» **O que fazer**
Consegue copiar todas as linhas abaixo, sem mudar nada?
□ □ □ □ □ □ □
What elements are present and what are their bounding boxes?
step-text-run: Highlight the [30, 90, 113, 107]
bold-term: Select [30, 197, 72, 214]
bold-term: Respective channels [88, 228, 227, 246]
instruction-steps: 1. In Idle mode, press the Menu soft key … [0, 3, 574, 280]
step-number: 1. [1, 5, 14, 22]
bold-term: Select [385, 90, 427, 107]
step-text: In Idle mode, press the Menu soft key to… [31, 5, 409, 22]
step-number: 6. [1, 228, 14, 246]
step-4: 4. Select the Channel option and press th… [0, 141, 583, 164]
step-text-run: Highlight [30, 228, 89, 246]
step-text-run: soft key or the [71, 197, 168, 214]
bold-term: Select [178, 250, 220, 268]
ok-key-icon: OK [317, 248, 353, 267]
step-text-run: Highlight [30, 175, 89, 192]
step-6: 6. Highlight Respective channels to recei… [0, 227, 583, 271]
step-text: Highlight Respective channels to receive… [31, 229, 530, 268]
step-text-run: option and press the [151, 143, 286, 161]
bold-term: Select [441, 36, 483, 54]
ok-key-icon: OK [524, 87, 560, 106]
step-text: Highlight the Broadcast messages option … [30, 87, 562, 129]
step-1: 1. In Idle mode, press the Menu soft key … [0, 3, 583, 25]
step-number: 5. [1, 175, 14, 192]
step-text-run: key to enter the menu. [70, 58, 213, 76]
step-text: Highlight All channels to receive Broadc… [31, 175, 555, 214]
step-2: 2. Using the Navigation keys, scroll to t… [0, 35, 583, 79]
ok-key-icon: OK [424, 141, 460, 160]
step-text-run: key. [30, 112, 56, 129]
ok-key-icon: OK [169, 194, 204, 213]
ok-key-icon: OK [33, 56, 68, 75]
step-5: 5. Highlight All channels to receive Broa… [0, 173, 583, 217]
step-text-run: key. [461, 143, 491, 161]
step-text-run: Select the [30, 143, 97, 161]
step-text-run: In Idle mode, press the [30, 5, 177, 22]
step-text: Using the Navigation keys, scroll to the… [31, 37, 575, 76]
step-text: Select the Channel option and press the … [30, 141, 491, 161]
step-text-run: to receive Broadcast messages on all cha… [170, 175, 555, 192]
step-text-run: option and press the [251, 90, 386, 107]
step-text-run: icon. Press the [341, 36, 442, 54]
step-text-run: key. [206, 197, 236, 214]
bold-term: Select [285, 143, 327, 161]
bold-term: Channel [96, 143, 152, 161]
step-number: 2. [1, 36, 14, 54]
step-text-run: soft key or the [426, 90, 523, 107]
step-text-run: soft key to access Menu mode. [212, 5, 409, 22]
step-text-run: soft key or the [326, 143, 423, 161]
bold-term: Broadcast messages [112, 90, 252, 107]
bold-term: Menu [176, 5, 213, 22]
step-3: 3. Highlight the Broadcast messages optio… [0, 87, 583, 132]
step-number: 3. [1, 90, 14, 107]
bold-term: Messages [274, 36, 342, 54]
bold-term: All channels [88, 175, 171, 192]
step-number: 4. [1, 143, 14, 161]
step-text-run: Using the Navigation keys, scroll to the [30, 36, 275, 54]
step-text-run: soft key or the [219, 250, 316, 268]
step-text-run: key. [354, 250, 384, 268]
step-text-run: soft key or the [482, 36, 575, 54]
□ □ □ □ □ □ □
» **Resposta escrita**
What elements are present and what are their bounding boxes?
step-text-run: Highlight the [30, 90, 113, 107]
bold-term: Select [30, 197, 72, 214]
bold-term: Respective channels [88, 228, 227, 246]
instruction-steps: 1. In Idle mode, press the Menu soft key … [0, 3, 574, 280]
step-number: 1. [1, 5, 14, 22]
bold-term: Select [385, 90, 427, 107]
step-text: In Idle mode, press the Menu soft key to… [31, 5, 409, 22]
step-number: 6. [1, 228, 14, 246]
step-4: 4. Select the Channel option and press th… [0, 141, 583, 164]
step-text-run: Highlight [30, 228, 89, 246]
step-text-run: soft key or the [71, 197, 168, 214]
bold-term: Select [178, 250, 220, 268]
ok-key-icon: OK [317, 248, 353, 267]
step-text-run: Highlight [30, 175, 89, 192]
step-6: 6. Highlight Respective channels to recei… [0, 227, 583, 271]
step-text: Highlight Respective channels to receive… [31, 229, 530, 268]
step-text-run: option and press the [151, 143, 286, 161]
bold-term: Select [441, 36, 483, 54]
ok-key-icon: OK [524, 87, 560, 106]
step-text: Highlight the Broadcast messages option … [30, 87, 562, 129]
step-1: 1. In Idle mode, press the Menu soft key … [0, 3, 583, 25]
step-number: 5. [1, 175, 14, 192]
step-text-run: key to enter the menu. [70, 58, 213, 76]
step-text: Highlight All channels to receive Broadc… [31, 175, 555, 214]
step-2: 2. Using the Navigation keys, scroll to t… [0, 35, 583, 79]
ok-key-icon: OK [424, 141, 460, 160]
step-text-run: key. [30, 112, 56, 129]
ok-key-icon: OK [169, 194, 204, 213]
ok-key-icon: OK [33, 56, 68, 75]
step-5: 5. Highlight All channels to receive Broa… [0, 173, 583, 217]
step-text-run: key. [461, 143, 491, 161]
step-text-run: Select the [30, 143, 97, 161]
step-text-run: In Idle mode, press the [30, 5, 177, 22]
step-text: Using the Navigation keys, scroll to the… [31, 37, 575, 76]
step-text: Select the Channel option and press the … [30, 141, 491, 161]
step-text-run: to receive Broadcast messages on all cha… [170, 175, 555, 192]
step-text-run: option and press the [251, 90, 386, 107]
step-text-run: icon. Press the [341, 36, 442, 54]
step-text-run: key. [206, 197, 236, 214]
bold-term: Select [285, 143, 327, 161]
bold-term: Channel [96, 143, 152, 161]
step-number: 2. [1, 36, 14, 54]
step-text-run: soft key or the [426, 90, 523, 107]
step-text-run: soft key to access Menu mode. [212, 5, 409, 22]
step-text-run: soft key or the [326, 143, 423, 161]
bold-term: Broadcast messages [112, 90, 252, 107]
bold-term: Menu [176, 5, 213, 22]
step-3: 3. Highlight the Broadcast messages optio… [0, 87, 583, 132]
step-number: 3. [1, 90, 14, 107]
bold-term: Messages [274, 36, 342, 54]
bold-term: All channels [88, 175, 171, 192]
step-number: 4. [1, 143, 14, 161]
step-text-run: Using the Navigation keys, scroll to the [30, 36, 275, 54]
step-text-run: soft key or the [219, 250, 316, 268]
step-text-run: key. [354, 250, 384, 268]
step-text-run: soft key or the [482, 36, 575, 54]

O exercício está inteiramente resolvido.